### Problem statement
Copy the data below exactly.

### Records for this exercise
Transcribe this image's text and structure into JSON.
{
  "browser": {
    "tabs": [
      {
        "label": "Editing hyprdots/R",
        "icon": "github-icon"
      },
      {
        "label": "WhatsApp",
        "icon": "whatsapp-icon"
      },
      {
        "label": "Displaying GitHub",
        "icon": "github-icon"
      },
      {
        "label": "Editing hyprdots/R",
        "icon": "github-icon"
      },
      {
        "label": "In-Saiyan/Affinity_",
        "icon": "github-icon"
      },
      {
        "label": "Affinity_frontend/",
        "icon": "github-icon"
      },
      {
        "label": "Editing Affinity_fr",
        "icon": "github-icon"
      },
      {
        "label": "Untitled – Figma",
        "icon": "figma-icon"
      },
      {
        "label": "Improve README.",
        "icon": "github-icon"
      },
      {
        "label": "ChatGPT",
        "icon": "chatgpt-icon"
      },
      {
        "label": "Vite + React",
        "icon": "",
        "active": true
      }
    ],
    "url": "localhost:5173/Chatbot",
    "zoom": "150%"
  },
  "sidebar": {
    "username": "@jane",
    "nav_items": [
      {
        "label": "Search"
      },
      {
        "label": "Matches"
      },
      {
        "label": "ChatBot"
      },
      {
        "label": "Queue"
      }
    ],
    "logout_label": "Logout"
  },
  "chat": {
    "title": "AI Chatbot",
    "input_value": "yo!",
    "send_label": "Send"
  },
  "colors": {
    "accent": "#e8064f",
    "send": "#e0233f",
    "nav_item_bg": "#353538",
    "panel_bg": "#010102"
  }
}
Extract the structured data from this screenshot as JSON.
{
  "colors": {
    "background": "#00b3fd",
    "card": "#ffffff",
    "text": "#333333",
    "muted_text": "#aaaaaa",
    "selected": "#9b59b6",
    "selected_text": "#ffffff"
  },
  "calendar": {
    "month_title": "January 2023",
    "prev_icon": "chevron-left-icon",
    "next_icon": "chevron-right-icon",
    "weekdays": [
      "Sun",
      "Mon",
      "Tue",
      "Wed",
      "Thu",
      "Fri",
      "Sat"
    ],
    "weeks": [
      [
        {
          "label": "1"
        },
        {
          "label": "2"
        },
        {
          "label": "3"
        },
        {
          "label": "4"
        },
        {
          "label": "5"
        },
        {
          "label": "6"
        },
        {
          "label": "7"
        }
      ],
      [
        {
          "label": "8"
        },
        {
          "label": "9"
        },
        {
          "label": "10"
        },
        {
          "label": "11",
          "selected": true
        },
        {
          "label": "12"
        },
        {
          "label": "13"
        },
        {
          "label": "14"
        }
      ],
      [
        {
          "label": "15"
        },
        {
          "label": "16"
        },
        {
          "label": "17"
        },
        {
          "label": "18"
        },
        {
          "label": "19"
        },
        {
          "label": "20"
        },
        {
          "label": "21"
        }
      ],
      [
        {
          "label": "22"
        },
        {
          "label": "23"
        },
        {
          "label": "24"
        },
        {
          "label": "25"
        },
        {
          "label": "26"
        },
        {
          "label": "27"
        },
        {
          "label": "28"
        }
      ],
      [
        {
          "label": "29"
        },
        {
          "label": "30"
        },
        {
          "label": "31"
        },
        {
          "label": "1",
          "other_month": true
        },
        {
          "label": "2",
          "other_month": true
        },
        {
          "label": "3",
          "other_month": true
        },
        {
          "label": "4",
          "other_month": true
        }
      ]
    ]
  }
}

### Written solution
Transcribe this image's text and structure into JSON.
{
  "browser": {
    "tabs": [
      {
        "label": "Editing hyprdots/R",
        "icon": "github-icon"
      },
      {
        "label": "WhatsApp",
        "icon": "whatsapp-icon"
      },
      {
        "label": "Displaying GitHub",
        "icon": "github-icon"
      },
      {
        "label": "Editing hyprdots/R",
        "icon": "github-icon"
      },
      {
        "label": "In-Saiyan/Affinity_",
        "icon": "github-icon"
      },
      {
        "label": "Affinity_frontend/",
        "icon": "github-icon"
      },
      {
        "label": "Editing Affinity_fr",
        "icon": "github-icon"
      },
      {
        "label": "Untitled – Figma",
        "icon": "figma-icon"
      },
      {
        "label": "Improve README.",
        "icon": "github-icon"
      },
      {
        "label": "ChatGPT",
        "icon": "chatgpt-icon"
      },
      {
        "label": "Vite + React",
        "icon": "",
        "active": true
      }
    ],
    "url": "localhost:5173/Chatbot",
    "zoom": "150%"
  },
  "sidebar": {
    "username": "@jane",
    "nav_items": [
      {
        "label": "Search"
      },
      {
        "label": "Matches"
      },
      {
        "label": "ChatBot"
      },
      {
        "label": "Queue"
      }
    ],
    "logout_label": "Logout"
  },
  "chat": {
    "title": "AI Chatbot",
    "input_value": "yo!",
    "send_label": "Send"
  },
  "colors": {
    "accent": "#e8064f",
    "send": "#e0233f",
    "nav_item_bg": "#353538",
    "panel_bg": "#010102"
  }
}
Extract the structured data from this screenshot as JSON.
{
  "colors": {
    "background": "#00b3fd",
    "card": "#ffffff",
    "text": "#333333",
    "muted_text": "#aaaaaa",
    "selected": "#9b59b6",
    "selected_text": "#ffffff"
  },
  "calendar": {
    "month_title": "January 2023",
    "prev_icon": "chevron-left-icon",
    "next_icon": "chevron-right-icon",
    "weekdays": [
      "Sun",
      "Mon",
      "Tue",
      "Wed",
      "Thu",
      "Fri",
      "Sat"
    ],
    "weeks": [
      [
        {
          "label": "1"
        },
        {
          "label": "2"
        },
        {
          "label": "3"
        },
        {
          "label": "4"
        },
        {
          "label": "5"
        },
        {
          "label": "6"
        },
        {
          "label": "7"
        }
      ],
      [
        {
          "label": "8"
        },
        {
          "label": "9"
        },
        {
          "label": "10"
        },
        {
          "label": "11",
          "selected": true
        },
        {
          "label": "12"
        },
        {
          "label": "13"
        },
        {
          "label": "14"
        }
      ],
      [
        {
          "label": "15"
        },
        {
          "label": "16"
        },
        {
          "label": "17"
        },
        {
          "label": "18"
        },
        {
          "label": "19"
        },
        {
          "label": "20"
        },
        {
          "label": "21"
        }
      ],
      [
        {
          "label": "22"
        },
        {
          "label": "23"
        },
        {
          "label": "24"
        },
        {
          "label": "25"
        },
        {
          "label": "26"
        },
        {
          "label": "27"
        },
        {
          "label": "28"
        }
      ],
      [
        {
          "label": "29"
        },
        {
          "label": "30"
        },
        {
          "label": "31"
        },
        {
          "label": "1",
          "other_month": true
        },
        {
          "label": "2",
          "other_month": true
        },
        {
          "label": "3",
          "other_month": true
        },
        {
          "label": "4",
          "other_month": true
        }
      ]
    ]
  }
}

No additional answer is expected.